In the entries below, find the lines that contain the word "large" and copy them.

● ● ● ● ●

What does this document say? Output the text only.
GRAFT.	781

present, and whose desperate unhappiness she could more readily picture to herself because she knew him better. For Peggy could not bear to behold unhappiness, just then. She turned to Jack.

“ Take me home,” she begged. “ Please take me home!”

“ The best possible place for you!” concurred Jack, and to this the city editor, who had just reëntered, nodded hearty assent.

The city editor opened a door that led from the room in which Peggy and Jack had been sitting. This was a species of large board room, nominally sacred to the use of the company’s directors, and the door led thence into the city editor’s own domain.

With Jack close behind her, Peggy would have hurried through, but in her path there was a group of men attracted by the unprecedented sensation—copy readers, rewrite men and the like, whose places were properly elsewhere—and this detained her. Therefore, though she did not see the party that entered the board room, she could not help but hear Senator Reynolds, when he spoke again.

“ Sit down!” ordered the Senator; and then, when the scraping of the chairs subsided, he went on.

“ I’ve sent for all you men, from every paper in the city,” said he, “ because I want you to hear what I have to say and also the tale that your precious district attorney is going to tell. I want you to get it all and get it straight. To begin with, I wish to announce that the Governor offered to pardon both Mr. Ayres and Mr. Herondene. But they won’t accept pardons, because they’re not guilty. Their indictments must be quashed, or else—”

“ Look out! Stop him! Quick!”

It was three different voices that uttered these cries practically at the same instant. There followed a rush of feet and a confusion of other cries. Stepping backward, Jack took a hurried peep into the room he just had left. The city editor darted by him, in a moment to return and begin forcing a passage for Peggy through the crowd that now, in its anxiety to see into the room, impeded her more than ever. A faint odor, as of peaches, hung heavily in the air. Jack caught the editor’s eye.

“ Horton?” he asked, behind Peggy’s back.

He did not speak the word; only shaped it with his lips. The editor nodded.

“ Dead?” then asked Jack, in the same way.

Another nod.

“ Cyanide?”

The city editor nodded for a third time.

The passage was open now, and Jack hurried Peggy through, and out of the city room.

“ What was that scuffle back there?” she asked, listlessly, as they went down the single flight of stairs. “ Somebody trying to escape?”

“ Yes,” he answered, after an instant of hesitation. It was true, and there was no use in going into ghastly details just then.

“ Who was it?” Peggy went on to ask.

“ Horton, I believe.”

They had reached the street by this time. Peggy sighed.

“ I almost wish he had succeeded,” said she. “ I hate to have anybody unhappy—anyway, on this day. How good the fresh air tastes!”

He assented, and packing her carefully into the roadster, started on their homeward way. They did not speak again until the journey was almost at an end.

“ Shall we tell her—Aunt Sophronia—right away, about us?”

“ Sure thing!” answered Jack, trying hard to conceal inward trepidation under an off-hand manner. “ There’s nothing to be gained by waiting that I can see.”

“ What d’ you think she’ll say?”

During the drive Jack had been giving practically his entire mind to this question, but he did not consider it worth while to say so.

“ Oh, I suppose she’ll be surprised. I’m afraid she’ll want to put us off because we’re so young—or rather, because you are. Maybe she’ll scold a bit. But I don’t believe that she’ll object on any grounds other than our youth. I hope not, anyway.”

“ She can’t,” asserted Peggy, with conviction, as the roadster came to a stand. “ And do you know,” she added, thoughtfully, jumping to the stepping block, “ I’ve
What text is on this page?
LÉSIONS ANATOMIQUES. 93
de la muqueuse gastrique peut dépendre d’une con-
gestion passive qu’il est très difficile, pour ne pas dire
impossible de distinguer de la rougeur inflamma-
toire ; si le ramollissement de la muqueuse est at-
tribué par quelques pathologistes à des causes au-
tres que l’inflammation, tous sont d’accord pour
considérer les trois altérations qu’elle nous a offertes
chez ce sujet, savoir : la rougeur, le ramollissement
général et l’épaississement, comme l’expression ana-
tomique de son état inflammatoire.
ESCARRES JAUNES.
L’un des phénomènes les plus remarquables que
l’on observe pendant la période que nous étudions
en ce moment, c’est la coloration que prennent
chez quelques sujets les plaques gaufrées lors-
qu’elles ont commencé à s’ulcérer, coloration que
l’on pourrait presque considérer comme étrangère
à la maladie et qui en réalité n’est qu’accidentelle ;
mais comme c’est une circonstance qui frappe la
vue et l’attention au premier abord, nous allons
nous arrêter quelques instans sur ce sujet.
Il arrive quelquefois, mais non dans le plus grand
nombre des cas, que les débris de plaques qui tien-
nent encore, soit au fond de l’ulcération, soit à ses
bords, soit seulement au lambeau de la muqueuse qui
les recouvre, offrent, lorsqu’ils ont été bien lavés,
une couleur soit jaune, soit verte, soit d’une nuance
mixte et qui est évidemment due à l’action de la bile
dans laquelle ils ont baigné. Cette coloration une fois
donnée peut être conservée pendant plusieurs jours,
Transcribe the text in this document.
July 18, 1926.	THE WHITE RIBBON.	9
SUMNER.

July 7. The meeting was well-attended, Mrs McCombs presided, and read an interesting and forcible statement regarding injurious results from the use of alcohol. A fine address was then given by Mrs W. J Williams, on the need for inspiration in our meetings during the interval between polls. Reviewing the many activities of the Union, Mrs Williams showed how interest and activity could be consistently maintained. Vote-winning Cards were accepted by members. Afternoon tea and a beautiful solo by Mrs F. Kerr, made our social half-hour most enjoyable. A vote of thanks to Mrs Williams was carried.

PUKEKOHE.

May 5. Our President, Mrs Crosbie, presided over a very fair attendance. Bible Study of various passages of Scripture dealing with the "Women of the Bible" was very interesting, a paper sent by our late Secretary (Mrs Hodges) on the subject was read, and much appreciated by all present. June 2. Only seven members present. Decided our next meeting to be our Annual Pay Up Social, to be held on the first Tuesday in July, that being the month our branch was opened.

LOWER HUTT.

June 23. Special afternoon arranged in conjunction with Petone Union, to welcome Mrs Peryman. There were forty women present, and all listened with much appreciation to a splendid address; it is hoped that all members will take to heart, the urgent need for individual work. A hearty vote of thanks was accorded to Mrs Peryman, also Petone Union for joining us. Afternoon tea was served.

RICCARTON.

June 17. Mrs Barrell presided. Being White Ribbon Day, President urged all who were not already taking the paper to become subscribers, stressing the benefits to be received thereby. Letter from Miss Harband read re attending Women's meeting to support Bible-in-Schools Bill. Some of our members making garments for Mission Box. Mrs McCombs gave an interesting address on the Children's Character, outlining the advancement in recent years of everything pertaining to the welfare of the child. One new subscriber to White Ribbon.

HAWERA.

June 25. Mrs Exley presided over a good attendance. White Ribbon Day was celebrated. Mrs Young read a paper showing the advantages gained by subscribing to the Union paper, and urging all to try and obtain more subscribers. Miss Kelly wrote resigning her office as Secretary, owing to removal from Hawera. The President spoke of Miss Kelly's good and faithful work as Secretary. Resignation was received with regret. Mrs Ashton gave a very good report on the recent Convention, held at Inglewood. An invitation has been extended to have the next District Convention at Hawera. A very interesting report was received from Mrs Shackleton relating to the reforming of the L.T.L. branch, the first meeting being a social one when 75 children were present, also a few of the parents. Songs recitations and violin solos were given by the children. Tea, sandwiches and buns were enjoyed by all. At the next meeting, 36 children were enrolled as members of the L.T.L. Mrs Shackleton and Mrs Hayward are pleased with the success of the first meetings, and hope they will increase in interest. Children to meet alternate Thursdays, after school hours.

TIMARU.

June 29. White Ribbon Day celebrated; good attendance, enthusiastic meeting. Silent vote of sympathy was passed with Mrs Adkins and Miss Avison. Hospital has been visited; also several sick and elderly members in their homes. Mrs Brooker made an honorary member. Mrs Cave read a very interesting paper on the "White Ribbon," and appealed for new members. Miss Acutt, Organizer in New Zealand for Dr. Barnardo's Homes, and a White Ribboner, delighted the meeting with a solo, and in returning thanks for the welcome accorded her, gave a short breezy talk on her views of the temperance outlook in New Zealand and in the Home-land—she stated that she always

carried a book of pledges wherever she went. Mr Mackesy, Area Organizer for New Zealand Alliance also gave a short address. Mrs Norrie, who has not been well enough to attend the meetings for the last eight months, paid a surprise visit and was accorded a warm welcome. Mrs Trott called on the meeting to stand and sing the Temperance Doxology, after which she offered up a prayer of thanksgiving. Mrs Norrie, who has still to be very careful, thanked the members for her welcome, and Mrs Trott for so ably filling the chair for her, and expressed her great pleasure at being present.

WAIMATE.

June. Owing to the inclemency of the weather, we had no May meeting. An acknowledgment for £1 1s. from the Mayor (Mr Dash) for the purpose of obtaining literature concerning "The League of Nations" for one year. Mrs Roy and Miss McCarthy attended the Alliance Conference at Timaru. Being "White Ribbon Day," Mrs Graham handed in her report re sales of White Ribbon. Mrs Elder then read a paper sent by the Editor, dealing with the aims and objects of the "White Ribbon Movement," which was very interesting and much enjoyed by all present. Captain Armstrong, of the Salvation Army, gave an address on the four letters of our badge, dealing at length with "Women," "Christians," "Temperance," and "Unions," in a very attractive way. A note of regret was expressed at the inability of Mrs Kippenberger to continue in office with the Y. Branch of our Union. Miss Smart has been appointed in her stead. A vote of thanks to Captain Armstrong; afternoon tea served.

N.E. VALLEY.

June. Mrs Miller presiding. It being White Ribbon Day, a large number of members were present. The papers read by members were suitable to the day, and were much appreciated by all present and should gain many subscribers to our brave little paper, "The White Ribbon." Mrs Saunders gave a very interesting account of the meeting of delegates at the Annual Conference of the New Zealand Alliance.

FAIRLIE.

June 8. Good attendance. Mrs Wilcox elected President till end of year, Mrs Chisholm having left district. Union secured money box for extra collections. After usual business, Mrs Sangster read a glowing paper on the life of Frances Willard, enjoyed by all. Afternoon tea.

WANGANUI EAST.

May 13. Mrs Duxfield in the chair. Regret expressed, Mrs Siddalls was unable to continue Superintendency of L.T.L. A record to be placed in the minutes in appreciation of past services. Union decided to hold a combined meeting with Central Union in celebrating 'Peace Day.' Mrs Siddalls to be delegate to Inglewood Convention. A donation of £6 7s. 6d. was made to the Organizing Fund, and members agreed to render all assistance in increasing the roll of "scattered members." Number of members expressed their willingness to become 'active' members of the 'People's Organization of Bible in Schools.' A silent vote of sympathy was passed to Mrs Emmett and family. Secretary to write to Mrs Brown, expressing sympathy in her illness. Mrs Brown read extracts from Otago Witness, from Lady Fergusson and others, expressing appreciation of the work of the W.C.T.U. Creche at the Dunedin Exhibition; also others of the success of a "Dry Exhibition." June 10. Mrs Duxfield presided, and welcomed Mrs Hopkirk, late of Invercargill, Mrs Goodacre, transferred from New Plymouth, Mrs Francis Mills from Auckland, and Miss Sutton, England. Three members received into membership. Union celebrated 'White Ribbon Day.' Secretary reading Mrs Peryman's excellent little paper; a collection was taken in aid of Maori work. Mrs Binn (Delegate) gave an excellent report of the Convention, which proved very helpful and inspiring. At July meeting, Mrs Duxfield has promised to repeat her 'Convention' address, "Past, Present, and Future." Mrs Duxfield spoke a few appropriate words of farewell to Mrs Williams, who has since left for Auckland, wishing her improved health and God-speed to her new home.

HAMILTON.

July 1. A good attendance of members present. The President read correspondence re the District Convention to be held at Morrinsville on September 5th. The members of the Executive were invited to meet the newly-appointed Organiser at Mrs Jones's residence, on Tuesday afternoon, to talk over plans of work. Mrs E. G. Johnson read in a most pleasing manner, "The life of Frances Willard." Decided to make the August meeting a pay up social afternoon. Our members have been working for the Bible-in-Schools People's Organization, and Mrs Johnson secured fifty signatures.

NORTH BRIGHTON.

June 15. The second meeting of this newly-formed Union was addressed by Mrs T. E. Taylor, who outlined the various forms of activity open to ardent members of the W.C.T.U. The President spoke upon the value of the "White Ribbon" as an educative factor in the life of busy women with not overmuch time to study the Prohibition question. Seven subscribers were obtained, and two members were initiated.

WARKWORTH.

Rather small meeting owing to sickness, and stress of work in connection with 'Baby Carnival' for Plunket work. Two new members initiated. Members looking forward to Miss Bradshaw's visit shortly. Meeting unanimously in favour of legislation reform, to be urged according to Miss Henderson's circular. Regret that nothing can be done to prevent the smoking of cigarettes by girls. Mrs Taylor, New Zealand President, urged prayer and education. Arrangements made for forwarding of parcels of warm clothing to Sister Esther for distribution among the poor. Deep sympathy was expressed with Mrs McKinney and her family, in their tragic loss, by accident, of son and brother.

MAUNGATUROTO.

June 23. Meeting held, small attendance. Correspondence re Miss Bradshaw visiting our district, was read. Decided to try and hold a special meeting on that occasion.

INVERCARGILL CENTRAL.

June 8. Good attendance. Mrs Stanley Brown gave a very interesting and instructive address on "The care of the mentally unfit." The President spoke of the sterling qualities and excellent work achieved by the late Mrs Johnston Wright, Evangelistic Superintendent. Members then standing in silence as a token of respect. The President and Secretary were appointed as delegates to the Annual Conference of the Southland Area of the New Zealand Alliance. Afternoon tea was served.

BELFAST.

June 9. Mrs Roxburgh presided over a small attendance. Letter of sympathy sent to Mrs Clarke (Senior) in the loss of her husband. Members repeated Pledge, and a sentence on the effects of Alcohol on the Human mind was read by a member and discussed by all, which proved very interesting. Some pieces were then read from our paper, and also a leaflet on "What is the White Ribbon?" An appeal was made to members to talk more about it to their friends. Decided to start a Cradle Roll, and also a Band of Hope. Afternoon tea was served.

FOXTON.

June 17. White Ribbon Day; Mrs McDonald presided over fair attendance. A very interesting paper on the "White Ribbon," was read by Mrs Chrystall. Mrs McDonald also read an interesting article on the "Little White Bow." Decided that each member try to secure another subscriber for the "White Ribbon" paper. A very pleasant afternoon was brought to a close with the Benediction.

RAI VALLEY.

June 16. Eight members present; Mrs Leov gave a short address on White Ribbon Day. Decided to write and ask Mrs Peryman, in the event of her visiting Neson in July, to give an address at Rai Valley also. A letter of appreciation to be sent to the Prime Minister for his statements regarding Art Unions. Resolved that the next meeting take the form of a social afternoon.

● ● ● ● ●

## TASK RESPONSE
The city editor opened a door that led from the room in which Peggy and Jack had been sitting. This was a species of large board room, nominally sacred to the use of the company’s directors, and the door led thence into the city editor’s own domain.
June. Mrs Miller presiding. It being White Ribbon Day, a large number of members were present. The papers read by members were suitable to the day, and were much appreciated by all present and should gain many subscribers to our brave little paper, "The White Ribbon." Mrs Saunders gave a very interesting account of the meeting of delegates at the Annual Conference of the New Zealand Alliance.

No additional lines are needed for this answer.